### Information provided

%%

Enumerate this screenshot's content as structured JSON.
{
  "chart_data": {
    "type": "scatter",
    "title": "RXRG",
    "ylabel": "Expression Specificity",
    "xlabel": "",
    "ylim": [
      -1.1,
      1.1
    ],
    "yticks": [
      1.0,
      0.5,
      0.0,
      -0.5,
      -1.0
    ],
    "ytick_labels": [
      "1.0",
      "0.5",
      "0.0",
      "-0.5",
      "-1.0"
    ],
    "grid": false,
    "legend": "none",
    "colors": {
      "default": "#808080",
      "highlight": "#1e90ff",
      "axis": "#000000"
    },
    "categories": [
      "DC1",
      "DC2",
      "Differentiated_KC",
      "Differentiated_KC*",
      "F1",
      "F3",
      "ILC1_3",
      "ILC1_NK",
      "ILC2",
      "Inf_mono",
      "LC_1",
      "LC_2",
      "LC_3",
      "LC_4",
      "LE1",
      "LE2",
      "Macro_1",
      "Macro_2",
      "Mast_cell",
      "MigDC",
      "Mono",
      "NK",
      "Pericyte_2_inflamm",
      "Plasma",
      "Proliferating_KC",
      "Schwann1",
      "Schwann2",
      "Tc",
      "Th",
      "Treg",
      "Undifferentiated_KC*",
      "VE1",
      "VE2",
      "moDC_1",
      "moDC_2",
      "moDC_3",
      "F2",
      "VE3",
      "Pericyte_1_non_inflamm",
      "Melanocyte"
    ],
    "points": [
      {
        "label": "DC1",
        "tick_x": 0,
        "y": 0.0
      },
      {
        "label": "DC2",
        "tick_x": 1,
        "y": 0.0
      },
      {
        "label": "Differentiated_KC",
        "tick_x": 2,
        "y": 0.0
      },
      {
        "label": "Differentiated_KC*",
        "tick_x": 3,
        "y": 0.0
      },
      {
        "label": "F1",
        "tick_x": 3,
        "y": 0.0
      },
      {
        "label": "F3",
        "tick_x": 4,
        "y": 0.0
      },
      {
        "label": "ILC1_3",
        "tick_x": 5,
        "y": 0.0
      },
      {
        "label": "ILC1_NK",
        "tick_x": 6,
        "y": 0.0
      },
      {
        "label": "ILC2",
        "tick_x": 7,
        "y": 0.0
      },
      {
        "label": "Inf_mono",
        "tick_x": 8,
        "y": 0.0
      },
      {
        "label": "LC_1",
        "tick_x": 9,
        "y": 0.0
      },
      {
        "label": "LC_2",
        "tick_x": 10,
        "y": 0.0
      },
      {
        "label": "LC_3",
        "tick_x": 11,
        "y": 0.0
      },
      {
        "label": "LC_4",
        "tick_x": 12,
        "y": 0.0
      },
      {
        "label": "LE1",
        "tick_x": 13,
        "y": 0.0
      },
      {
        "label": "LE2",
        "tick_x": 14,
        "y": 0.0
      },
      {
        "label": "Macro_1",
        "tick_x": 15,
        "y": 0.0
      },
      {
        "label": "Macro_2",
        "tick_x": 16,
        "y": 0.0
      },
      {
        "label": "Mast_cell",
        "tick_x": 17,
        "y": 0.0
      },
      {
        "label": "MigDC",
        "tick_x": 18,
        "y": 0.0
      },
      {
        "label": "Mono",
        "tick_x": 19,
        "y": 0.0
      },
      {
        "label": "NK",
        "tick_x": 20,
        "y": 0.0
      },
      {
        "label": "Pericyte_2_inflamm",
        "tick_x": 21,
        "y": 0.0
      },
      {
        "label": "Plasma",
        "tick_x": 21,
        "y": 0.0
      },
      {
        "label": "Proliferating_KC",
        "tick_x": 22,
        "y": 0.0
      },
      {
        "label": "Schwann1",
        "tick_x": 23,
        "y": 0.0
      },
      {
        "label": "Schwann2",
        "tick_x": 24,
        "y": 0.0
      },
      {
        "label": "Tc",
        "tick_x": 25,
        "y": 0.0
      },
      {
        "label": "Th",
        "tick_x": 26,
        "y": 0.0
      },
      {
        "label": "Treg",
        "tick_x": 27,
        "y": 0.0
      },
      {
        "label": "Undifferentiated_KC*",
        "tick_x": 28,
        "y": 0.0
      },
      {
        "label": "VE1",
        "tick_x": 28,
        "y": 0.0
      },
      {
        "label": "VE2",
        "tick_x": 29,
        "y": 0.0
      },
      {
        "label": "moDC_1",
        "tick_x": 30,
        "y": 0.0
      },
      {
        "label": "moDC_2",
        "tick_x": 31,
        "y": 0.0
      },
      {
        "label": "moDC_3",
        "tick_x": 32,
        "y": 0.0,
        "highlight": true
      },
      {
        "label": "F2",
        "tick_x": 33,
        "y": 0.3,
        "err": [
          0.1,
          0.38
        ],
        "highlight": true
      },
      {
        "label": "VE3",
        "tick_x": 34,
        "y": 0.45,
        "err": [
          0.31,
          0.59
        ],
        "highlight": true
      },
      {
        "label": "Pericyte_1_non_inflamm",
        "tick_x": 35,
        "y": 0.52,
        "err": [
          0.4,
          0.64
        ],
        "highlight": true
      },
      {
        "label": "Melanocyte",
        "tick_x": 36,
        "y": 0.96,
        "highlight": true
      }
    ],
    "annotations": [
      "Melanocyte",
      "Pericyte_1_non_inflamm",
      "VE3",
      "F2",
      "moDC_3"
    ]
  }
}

%%

### Work required
Gather each line that holds "Melanocyte".

### Reply
      "Melanocyte"
        "label": "Melanocyte",
      "Melanocyte",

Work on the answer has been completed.